* Directions
Check every line of the data below for the string "this", and copy the ones that hold it.

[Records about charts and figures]
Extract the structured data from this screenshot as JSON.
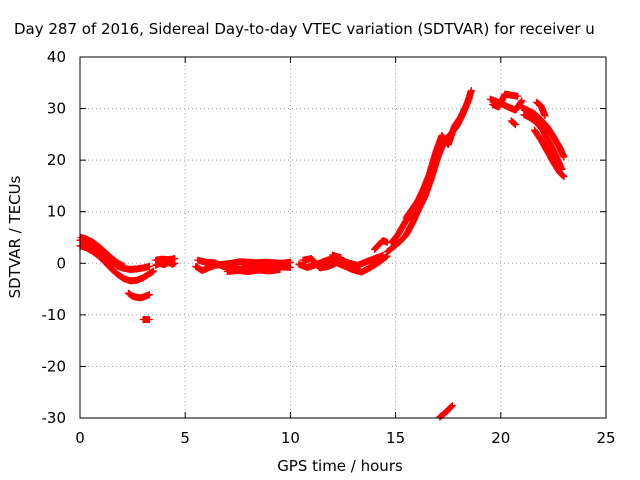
{
  "chart_data": {
    "type": "scatter",
    "title": "Day 287 of 2016, Sidereal Day-to-day VTEC variation (SDTVAR) for receiver u",
    "xlabel": "GPS time / hours",
    "ylabel": "SDTVAR / TECUs",
    "xlim": [
      0,
      25
    ],
    "ylim": [
      -30,
      40
    ],
    "xticks": [
      0,
      5,
      10,
      15,
      20,
      25
    ],
    "yticks": [
      -30,
      -20,
      -10,
      0,
      10,
      20,
      30,
      40
    ],
    "xtick_labels": [
      "0",
      "5",
      "10",
      "15",
      "20",
      "25"
    ],
    "ytick_labels": [
      "-30",
      "-20",
      "-10",
      "0",
      "10",
      "20",
      "30",
      "40"
    ],
    "grid": true,
    "marker": "plus",
    "color": "#ff0000",
    "series": [
      {
        "tracks": [
          [
            [
              0.0,
              4.5
            ],
            [
              0.3,
              4.2
            ],
            [
              0.6,
              3.6
            ],
            [
              0.9,
              2.6
            ],
            [
              1.2,
              1.5
            ],
            [
              1.5,
              0.3
            ],
            [
              1.8,
              -0.6
            ],
            [
              2.1,
              -1.0
            ],
            [
              2.4,
              -1.2
            ],
            [
              2.7,
              -1.1
            ],
            [
              3.0,
              -0.9
            ],
            [
              3.3,
              -0.6
            ]
          ],
          [
            [
              0.0,
              3.4
            ],
            [
              0.3,
              3.0
            ],
            [
              0.6,
              2.3
            ],
            [
              0.9,
              1.4
            ],
            [
              1.2,
              0.2
            ],
            [
              1.5,
              -1.1
            ],
            [
              1.8,
              -2.2
            ],
            [
              2.1,
              -3.0
            ],
            [
              2.4,
              -3.4
            ],
            [
              2.7,
              -3.3
            ],
            [
              3.0,
              -2.8
            ],
            [
              3.3,
              -2.0
            ],
            [
              3.5,
              -1.5
            ]
          ],
          [
            [
              0.05,
              5.0
            ],
            [
              0.3,
              4.7
            ],
            [
              0.6,
              4.1
            ],
            [
              0.9,
              3.2
            ],
            [
              1.2,
              2.1
            ],
            [
              1.5,
              1.0
            ],
            [
              1.8,
              0.0
            ],
            [
              2.1,
              -0.6
            ]
          ],
          [
            [
              2.3,
              -5.8
            ],
            [
              2.5,
              -6.4
            ],
            [
              2.7,
              -6.6
            ],
            [
              2.9,
              -6.7
            ],
            [
              3.1,
              -6.4
            ],
            [
              3.3,
              -6.1
            ]
          ],
          [
            [
              3.0,
              -10.9
            ],
            [
              3.3,
              -10.9
            ]
          ],
          [
            [
              3.6,
              -0.4
            ],
            [
              3.8,
              0.0
            ],
            [
              4.0,
              -0.3
            ],
            [
              4.2,
              0.2
            ],
            [
              4.4,
              -0.2
            ],
            [
              4.5,
              0.0
            ]
          ],
          [
            [
              3.6,
              0.6
            ],
            [
              3.9,
              0.8
            ],
            [
              4.2,
              0.7
            ],
            [
              4.5,
              0.9
            ]
          ],
          [
            [
              5.5,
              -0.6
            ],
            [
              5.8,
              -1.4
            ],
            [
              6.1,
              -0.9
            ],
            [
              6.4,
              -0.4
            ],
            [
              6.8,
              -0.2
            ],
            [
              7.2,
              0.0
            ],
            [
              7.6,
              0.3
            ],
            [
              8.0,
              0.2
            ],
            [
              8.4,
              0.1
            ],
            [
              8.8,
              0.2
            ],
            [
              9.2,
              0.1
            ],
            [
              9.6,
              0.0
            ],
            [
              10.0,
              0.2
            ]
          ],
          [
            [
              5.6,
              0.6
            ],
            [
              6.0,
              0.2
            ],
            [
              6.4,
              0.1
            ],
            [
              6.8,
              -0.6
            ],
            [
              7.2,
              -0.9
            ],
            [
              7.6,
              -1.2
            ],
            [
              8.0,
              -0.9
            ],
            [
              8.4,
              -1.1
            ],
            [
              8.8,
              -1.0
            ],
            [
              9.2,
              -1.1
            ],
            [
              9.6,
              -0.7
            ],
            [
              10.0,
              -0.8
            ]
          ],
          [
            [
              7.0,
              -1.6
            ],
            [
              7.5,
              -1.4
            ],
            [
              8.0,
              -1.6
            ],
            [
              8.5,
              -1.3
            ],
            [
              9.0,
              -1.5
            ],
            [
              9.5,
              -1.2
            ]
          ],
          [
            [
              10.4,
              -0.2
            ],
            [
              10.8,
              -0.8
            ],
            [
              11.2,
              -0.3
            ],
            [
              11.6,
              0.4
            ],
            [
              12.0,
              0.9
            ],
            [
              12.4,
              0.6
            ],
            [
              12.8,
              0.0
            ],
            [
              13.2,
              -0.4
            ],
            [
              13.6,
              0.3
            ],
            [
              14.0,
              0.9
            ],
            [
              14.4,
              1.5
            ]
          ],
          [
            [
              10.6,
              0.6
            ],
            [
              11.0,
              0.9
            ],
            [
              11.4,
              -0.9
            ],
            [
              11.8,
              -0.6
            ],
            [
              12.2,
              0.1
            ],
            [
              12.6,
              -0.6
            ],
            [
              13.0,
              -1.3
            ],
            [
              13.4,
              -1.7
            ],
            [
              13.8,
              -0.8
            ],
            [
              14.2,
              0.2
            ],
            [
              14.6,
              1.4
            ]
          ],
          [
            [
              12.0,
              1.6
            ],
            [
              12.2,
              1.3
            ],
            [
              12.4,
              1.1
            ]
          ],
          [
            [
              14.0,
              2.7
            ],
            [
              14.2,
              3.6
            ],
            [
              14.4,
              4.4
            ],
            [
              14.6,
              4.1
            ]
          ],
          [
            [
              14.6,
              2.2
            ],
            [
              14.9,
              3.2
            ],
            [
              15.2,
              4.2
            ],
            [
              15.5,
              5.5
            ],
            [
              15.8,
              7.8
            ],
            [
              16.1,
              10.5
            ],
            [
              16.4,
              13.0
            ],
            [
              16.7,
              16.5
            ],
            [
              17.0,
              20.5
            ],
            [
              17.3,
              23.5
            ],
            [
              17.6,
              25.0
            ],
            [
              17.9,
              26.5
            ],
            [
              18.2,
              29.0
            ],
            [
              18.5,
              32.0
            ]
          ],
          [
            [
              14.8,
              4.0
            ],
            [
              15.1,
              5.5
            ],
            [
              15.4,
              7.6
            ],
            [
              15.7,
              9.6
            ],
            [
              16.0,
              11.6
            ],
            [
              16.3,
              14.2
            ],
            [
              16.6,
              17.2
            ],
            [
              16.9,
              21.4
            ],
            [
              17.2,
              24.8
            ],
            [
              17.5,
              23.0
            ],
            [
              17.8,
              26.6
            ],
            [
              18.1,
              28.4
            ],
            [
              18.4,
              31.0
            ],
            [
              18.6,
              33.5
            ]
          ],
          [
            [
              15.5,
              8.8
            ],
            [
              15.8,
              10.6
            ],
            [
              16.1,
              12.4
            ]
          ],
          [
            [
              17.1,
              -29.8
            ],
            [
              17.3,
              -29.2
            ],
            [
              17.5,
              -28.4
            ],
            [
              17.7,
              -27.6
            ]
          ],
          [
            [
              19.5,
              31.8
            ],
            [
              19.8,
              31.4
            ],
            [
              20.1,
              30.8
            ],
            [
              20.4,
              30.2
            ],
            [
              20.7,
              29.7
            ],
            [
              21.0,
              31.5
            ]
          ],
          [
            [
              19.6,
              30.8
            ],
            [
              19.9,
              30.3
            ],
            [
              20.2,
              32.8
            ],
            [
              20.5,
              32.6
            ],
            [
              20.8,
              32.4
            ]
          ],
          [
            [
              20.5,
              27.6
            ],
            [
              20.7,
              26.9
            ]
          ],
          [
            [
              21.1,
              28.8
            ],
            [
              21.4,
              28.2
            ],
            [
              21.7,
              27.3
            ],
            [
              22.0,
              25.8
            ],
            [
              22.3,
              23.5
            ],
            [
              22.6,
              21.0
            ],
            [
              22.9,
              18.2
            ]
          ],
          [
            [
              21.0,
              30.2
            ],
            [
              21.3,
              29.6
            ],
            [
              21.6,
              29.0
            ],
            [
              21.9,
              27.8
            ],
            [
              22.2,
              26.5
            ],
            [
              22.5,
              24.6
            ],
            [
              22.8,
              22.4
            ],
            [
              23.0,
              20.6
            ]
          ],
          [
            [
              21.7,
              31.2
            ],
            [
              21.9,
              30.6
            ],
            [
              22.1,
              28.6
            ]
          ],
          [
            [
              21.6,
              25.8
            ],
            [
              21.9,
              24.0
            ],
            [
              22.2,
              21.8
            ],
            [
              22.5,
              19.6
            ],
            [
              22.8,
              17.6
            ],
            [
              23.0,
              16.8
            ]
          ]
        ]
      }
    ]
  }
}
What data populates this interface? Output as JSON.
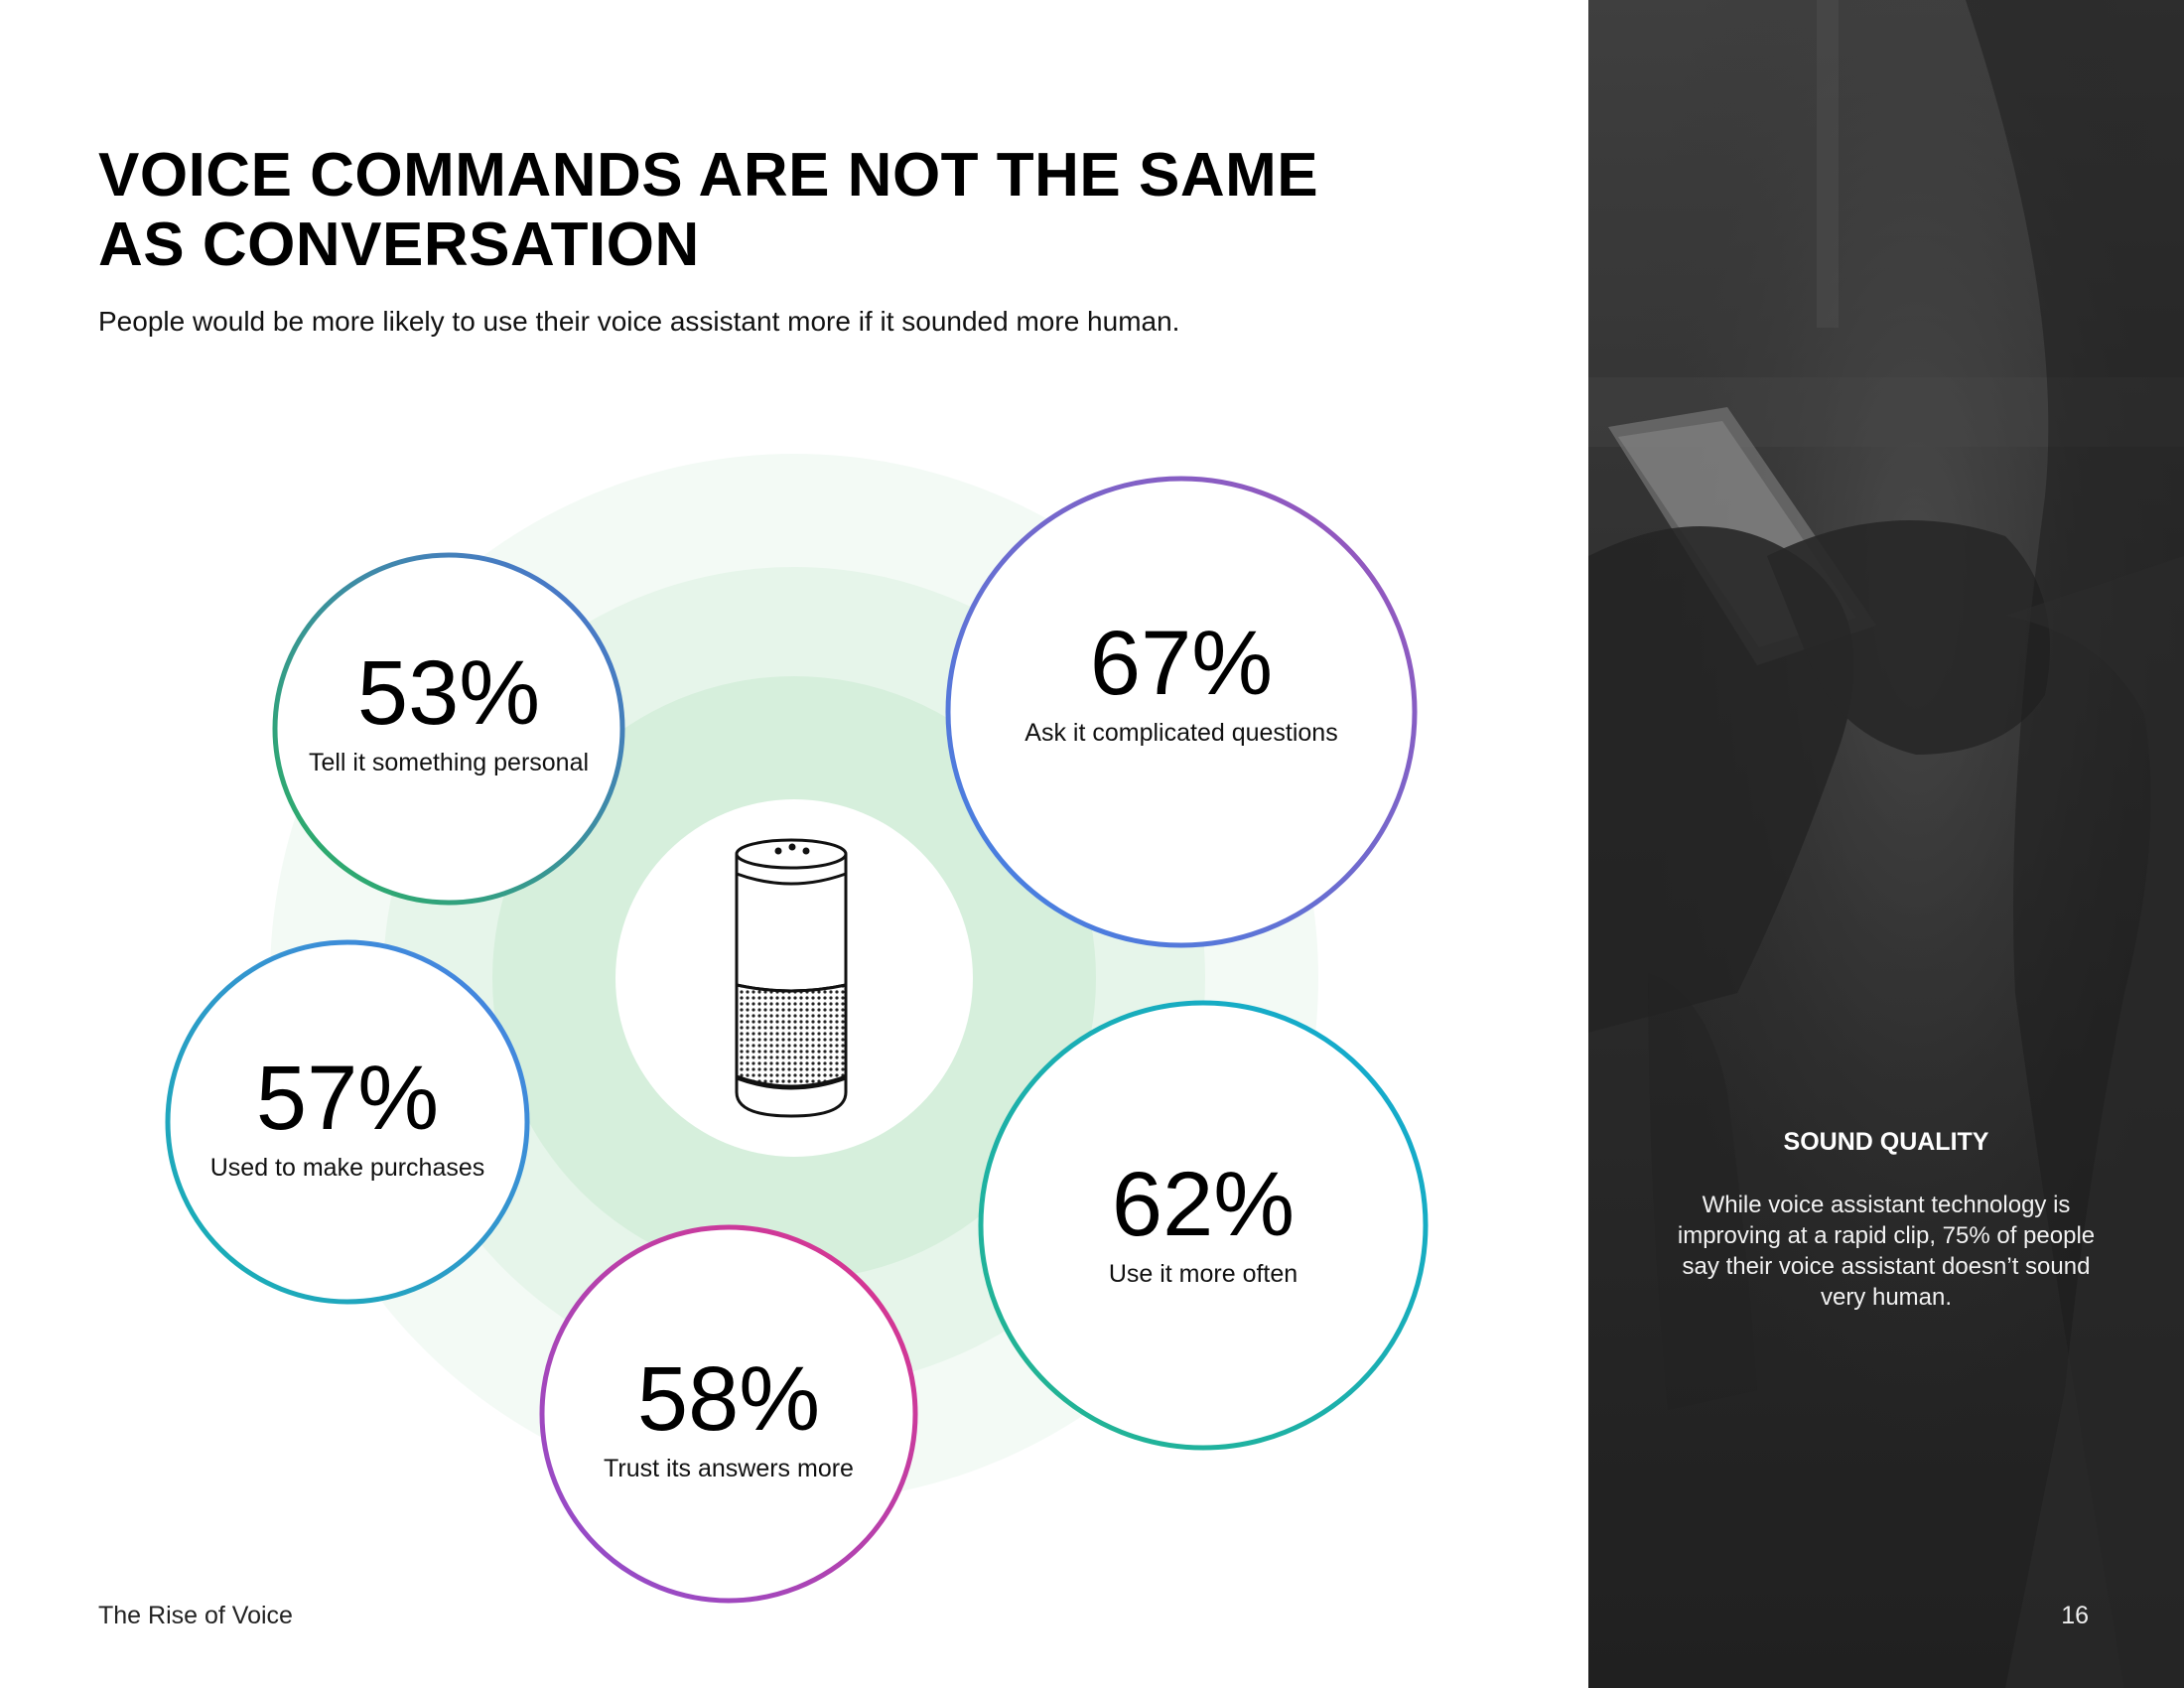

* Written response
Extract the structured data from this screenshot as JSON.
What data populates this interface? Output as JSON.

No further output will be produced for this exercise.